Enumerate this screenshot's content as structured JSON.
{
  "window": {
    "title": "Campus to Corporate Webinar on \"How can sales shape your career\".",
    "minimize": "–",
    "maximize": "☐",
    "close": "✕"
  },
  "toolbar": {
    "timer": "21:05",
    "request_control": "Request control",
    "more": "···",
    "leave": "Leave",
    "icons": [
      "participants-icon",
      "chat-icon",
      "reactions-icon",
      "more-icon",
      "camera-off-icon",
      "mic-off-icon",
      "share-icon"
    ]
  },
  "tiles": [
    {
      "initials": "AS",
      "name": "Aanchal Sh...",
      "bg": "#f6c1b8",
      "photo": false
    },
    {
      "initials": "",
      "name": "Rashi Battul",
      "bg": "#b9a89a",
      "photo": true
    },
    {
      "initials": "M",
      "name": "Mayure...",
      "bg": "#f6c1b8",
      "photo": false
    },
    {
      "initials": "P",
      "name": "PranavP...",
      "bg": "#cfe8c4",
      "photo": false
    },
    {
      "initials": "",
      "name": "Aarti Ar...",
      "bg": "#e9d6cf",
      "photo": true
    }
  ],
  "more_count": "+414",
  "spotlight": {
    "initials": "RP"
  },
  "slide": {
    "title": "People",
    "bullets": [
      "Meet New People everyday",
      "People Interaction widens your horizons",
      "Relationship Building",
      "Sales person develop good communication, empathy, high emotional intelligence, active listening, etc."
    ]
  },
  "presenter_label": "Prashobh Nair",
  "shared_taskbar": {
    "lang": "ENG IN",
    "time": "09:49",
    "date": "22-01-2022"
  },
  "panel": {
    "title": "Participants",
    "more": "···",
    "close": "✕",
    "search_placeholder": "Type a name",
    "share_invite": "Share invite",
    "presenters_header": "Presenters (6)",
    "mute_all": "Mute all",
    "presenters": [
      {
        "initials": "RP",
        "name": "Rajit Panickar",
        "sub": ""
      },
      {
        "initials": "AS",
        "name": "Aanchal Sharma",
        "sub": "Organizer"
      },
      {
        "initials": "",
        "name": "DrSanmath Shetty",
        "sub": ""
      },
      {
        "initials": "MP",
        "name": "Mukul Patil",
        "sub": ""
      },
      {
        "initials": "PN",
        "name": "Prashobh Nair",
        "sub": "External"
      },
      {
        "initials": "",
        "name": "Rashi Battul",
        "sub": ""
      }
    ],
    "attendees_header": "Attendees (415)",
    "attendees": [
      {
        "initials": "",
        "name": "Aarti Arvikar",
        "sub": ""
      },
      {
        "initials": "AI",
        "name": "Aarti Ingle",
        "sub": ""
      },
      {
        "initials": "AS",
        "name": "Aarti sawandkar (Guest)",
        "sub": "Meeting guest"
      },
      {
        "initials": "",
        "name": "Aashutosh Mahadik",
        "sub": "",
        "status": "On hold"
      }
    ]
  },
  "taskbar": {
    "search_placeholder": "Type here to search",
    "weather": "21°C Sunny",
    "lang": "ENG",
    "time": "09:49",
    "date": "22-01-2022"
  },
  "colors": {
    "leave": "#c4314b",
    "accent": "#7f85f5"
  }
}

:::::

WHAT YOU ARE ASKED TO DO:
Return each line of the data that contains the string "People".

COMPLETED EXERCISE:
    "title": "People",
      "Meet New People everyday",
      "People Interaction widens your horizons",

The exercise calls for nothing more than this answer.